● MATERIAL SHOWN
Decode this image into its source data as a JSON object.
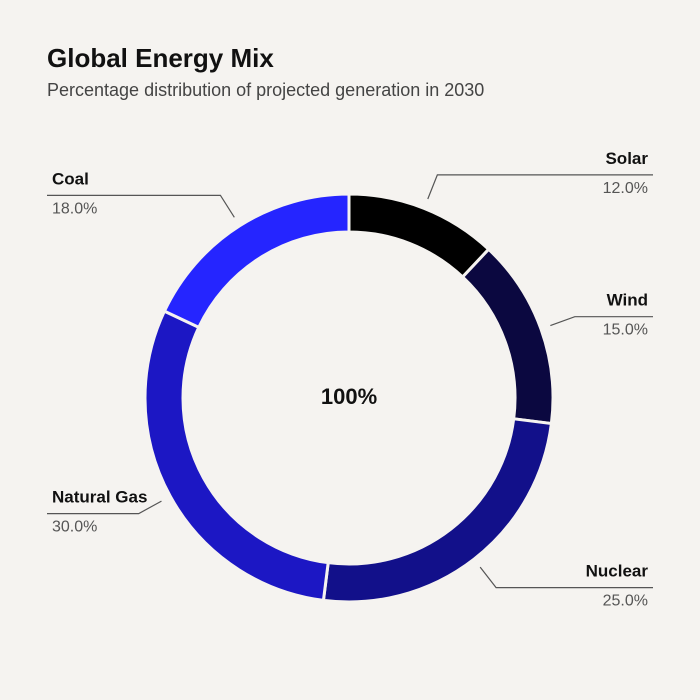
{
  "chart_data": {
    "type": "pie",
    "title": "Global Energy Mix",
    "subtitle": "Percentage distribution of projected generation in 2030",
    "center_label": "100%",
    "donut": true,
    "categories": [
      "Solar",
      "Wind",
      "Nuclear",
      "Natural Gas",
      "Coal"
    ],
    "values": [
      12.0,
      15.0,
      25.0,
      30.0,
      18.0
    ],
    "value_labels": [
      "12.0%",
      "15.0%",
      "25.0%",
      "30.0%",
      "18.0%"
    ],
    "colors": [
      "#000000",
      "#0b0840",
      "#12108a",
      "#1c17c4",
      "#2525ff"
    ],
    "legend": "none"
  }
}
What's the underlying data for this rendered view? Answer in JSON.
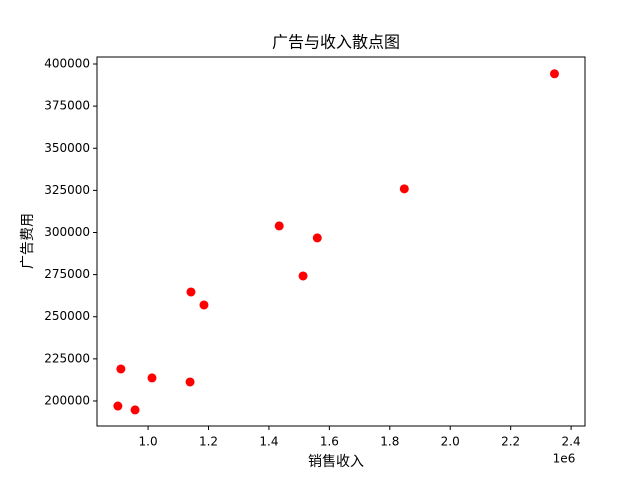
{
  "chart_data": {
    "type": "scatter",
    "title": "广告与收入散点图",
    "x_label": "销售收入",
    "y_label": "广告费用",
    "x_offset_label": "1e6",
    "color": "#ff0000",
    "x": [
      900000,
      910000,
      957000,
      1013000,
      1139000,
      1142000,
      1185000,
      1434000,
      1513000,
      1560000,
      1848000,
      2345000
    ],
    "values": [
      197000,
      219000,
      194700,
      213700,
      211300,
      264700,
      257000,
      303900,
      274200,
      296800,
      325900,
      394200
    ],
    "xlim": [
      831000,
      2446000
    ],
    "ylim": [
      185150,
      404160
    ],
    "xticks": [
      {
        "value": 1000000,
        "label": "1.0"
      },
      {
        "value": 1200000,
        "label": "1.2"
      },
      {
        "value": 1400000,
        "label": "1.4"
      },
      {
        "value": 1600000,
        "label": "1.6"
      },
      {
        "value": 1800000,
        "label": "1.8"
      },
      {
        "value": 2000000,
        "label": "2.0"
      },
      {
        "value": 2200000,
        "label": "2.2"
      },
      {
        "value": 2400000,
        "label": "2.4"
      }
    ],
    "yticks": [
      200000,
      225000,
      250000,
      275000,
      300000,
      325000,
      350000,
      375000,
      400000
    ],
    "grid": false
  }
}
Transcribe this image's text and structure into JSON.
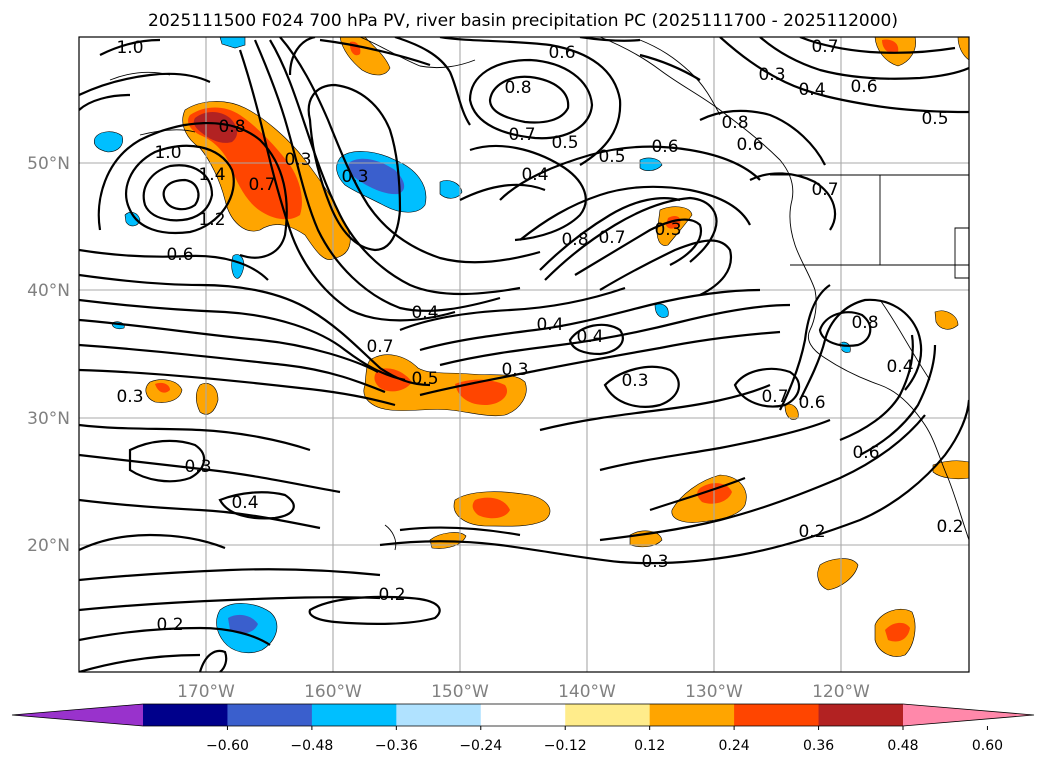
{
  "title": "2025111500 F024 700 hPa PV, river basin precipitation PC (2025111700 - 2025112000)",
  "lat_labels": [
    "50°N",
    "40°N",
    "30°N",
    "20°N"
  ],
  "lon_labels": [
    "170°W",
    "160°W",
    "150°W",
    "140°W",
    "130°W",
    "120°W"
  ],
  "colorbar": {
    "colors": [
      "#9932cc",
      "#00008b",
      "#3a5fcd",
      "#00bfff",
      "#b0e2ff",
      "#ffffff",
      "#ffec8b",
      "#ffa500",
      "#ff4500",
      "#b22222",
      "#ff88aa"
    ],
    "ticks": [
      "−0.60",
      "−0.48",
      "−0.36",
      "−0.24",
      "−0.12",
      "0.12",
      "0.24",
      "0.36",
      "0.48",
      "0.60"
    ]
  },
  "contour_labels": [
    {
      "text": "1.0"
    },
    {
      "text": "1.0"
    },
    {
      "text": "1.4"
    },
    {
      "text": "1.2"
    },
    {
      "text": "0.8"
    },
    {
      "text": "0.7"
    },
    {
      "text": "0.3"
    },
    {
      "text": "0.6"
    },
    {
      "text": "0.8"
    },
    {
      "text": "0.7"
    },
    {
      "text": "0.5"
    },
    {
      "text": "0.4"
    },
    {
      "text": "0.6"
    },
    {
      "text": "0.5"
    },
    {
      "text": "0.8"
    },
    {
      "text": "0.7"
    },
    {
      "text": "0.3"
    },
    {
      "text": "0.4"
    },
    {
      "text": "0.7"
    },
    {
      "text": "0.5"
    },
    {
      "text": "0.3"
    },
    {
      "text": "0.4"
    },
    {
      "text": "0.4"
    },
    {
      "text": "0.3"
    },
    {
      "text": "0.3"
    },
    {
      "text": "0.3"
    },
    {
      "text": "0.4"
    },
    {
      "text": "0.2"
    },
    {
      "text": "0.2"
    },
    {
      "text": "0.3"
    },
    {
      "text": "0.2"
    },
    {
      "text": "0.6"
    },
    {
      "text": "0.7"
    },
    {
      "text": "0.6"
    },
    {
      "text": "0.7"
    },
    {
      "text": "0.6"
    },
    {
      "text": "0.8"
    },
    {
      "text": "0.4"
    },
    {
      "text": "0.7"
    },
    {
      "text": "0.3"
    },
    {
      "text": "0.4"
    },
    {
      "text": "0.6"
    },
    {
      "text": "0.5"
    },
    {
      "text": "0.2"
    },
    {
      "text": "0.6"
    },
    {
      "text": "0.8"
    },
    {
      "text": "0.3"
    }
  ]
}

● WRITTEN EXERCISE
Copy out each line exactly, without the pictures.

● WRITTEN RESPONSE
Decode this image into its source data as a JSON object.
{
  "chart_data": {
    "type": "pie",
    "title": "Global Energy Mix",
    "subtitle": "Percentage distribution of projected generation in 2030",
    "center_label": "100%",
    "donut": true,
    "categories": [
      "Solar",
      "Wind",
      "Nuclear",
      "Natural Gas",
      "Coal"
    ],
    "values": [
      12.0,
      15.0,
      25.0,
      30.0,
      18.0
    ],
    "value_labels": [
      "12.0%",
      "15.0%",
      "25.0%",
      "30.0%",
      "18.0%"
    ],
    "colors": [
      "#000000",
      "#0b0840",
      "#12108a",
      "#1c17c4",
      "#2525ff"
    ],
    "legend": "none"
  }
}
What's the underlying data for this rendered view? Answer in JSON.
{
  "chart_data": {
    "type": "scatter",
    "title": "广告与收入散点图",
    "x_label": "销售收入",
    "y_label": "广告费用",
    "x_offset_label": "1e6",
    "color": "#ff0000",
    "x": [
      900000,
      910000,
      957000,
      1013000,
      1139000,
      1142000,
      1185000,
      1434000,
      1513000,
      1560000,
      1848000,
      2345000
    ],
    "values": [
      197000,
      219000,
      194700,
      213700,
      211300,
      264700,
      257000,
      303900,
      274200,
      296800,
      325900,
      394200
    ],
    "xlim": [
      831000,
      2446000
    ],
    "ylim": [
      185150,
      404160
    ],
    "xticks": [
      {
        "value": 1000000,
        "label": "1.0"
      },
      {
        "value": 1200000,
        "label": "1.2"
      },
      {
        "value": 1400000,
        "label": "1.4"
      },
      {
        "value": 1600000,
        "label": "1.6"
      },
      {
        "value": 1800000,
        "label": "1.8"
      },
      {
        "value": 2000000,
        "label": "2.0"
      },
      {
        "value": 2200000,
        "label": "2.2"
      },
      {
        "value": 2400000,
        "label": "2.4"
      }
    ],
    "yticks": [
      200000,
      225000,
      250000,
      275000,
      300000,
      325000,
      350000,
      375000,
      400000
    ],
    "grid": false
  }
}
Transcribe this image's text and structure into JSON.
{
  "title": "2025111500 F024 700 hPa PV, river basin precipitation PC (2025111700 - 2025112000)",
  "lat_labels": [
    "50°N",
    "40°N",
    "30°N",
    "20°N"
  ],
  "lon_labels": [
    "170°W",
    "160°W",
    "150°W",
    "140°W",
    "130°W",
    "120°W"
  ],
  "colorbar": {
    "colors": [
      "#9932cc",
      "#00008b",
      "#3a5fcd",
      "#00bfff",
      "#b0e2ff",
      "#ffffff",
      "#ffec8b",
      "#ffa500",
      "#ff4500",
      "#b22222",
      "#ff88aa"
    ],
    "ticks": [
      "−0.60",
      "−0.48",
      "−0.36",
      "−0.24",
      "−0.12",
      "0.12",
      "0.24",
      "0.36",
      "0.48",
      "0.60"
    ]
  },
  "contour_labels": [
    {
      "text": "1.0"
    },
    {
      "text": "1.0"
    },
    {
      "text": "1.4"
    },
    {
      "text": "1.2"
    },
    {
      "text": "0.8"
    },
    {
      "text": "0.7"
    },
    {
      "text": "0.3"
    },
    {
      "text": "0.6"
    },
    {
      "text": "0.8"
    },
    {
      "text": "0.7"
    },
    {
      "text": "0.5"
    },
    {
      "text": "0.4"
    },
    {
      "text": "0.6"
    },
    {
      "text": "0.5"
    },
    {
      "text": "0.8"
    },
    {
      "text": "0.7"
    },
    {
      "text": "0.3"
    },
    {
      "text": "0.4"
    },
    {
      "text": "0.7"
    },
    {
      "text": "0.5"
    },
    {
      "text": "0.3"
    },
    {
      "text": "0.4"
    },
    {
      "text": "0.4"
    },
    {
      "text": "0.3"
    },
    {
      "text": "0.3"
    },
    {
      "text": "0.3"
    },
    {
      "text": "0.4"
    },
    {
      "text": "0.2"
    },
    {
      "text": "0.2"
    },
    {
      "text": "0.3"
    },
    {
      "text": "0.2"
    },
    {
      "text": "0.6"
    },
    {
      "text": "0.7"
    },
    {
      "text": "0.6"
    },
    {
      "text": "0.7"
    },
    {
      "text": "0.6"
    },
    {
      "text": "0.8"
    },
    {
      "text": "0.4"
    },
    {
      "text": "0.7"
    },
    {
      "text": "0.3"
    },
    {
      "text": "0.4"
    },
    {
      "text": "0.6"
    },
    {
      "text": "0.5"
    },
    {
      "text": "0.2"
    },
    {
      "text": "0.6"
    },
    {
      "text": "0.8"
    },
    {
      "text": "0.3"
    }
  ]
}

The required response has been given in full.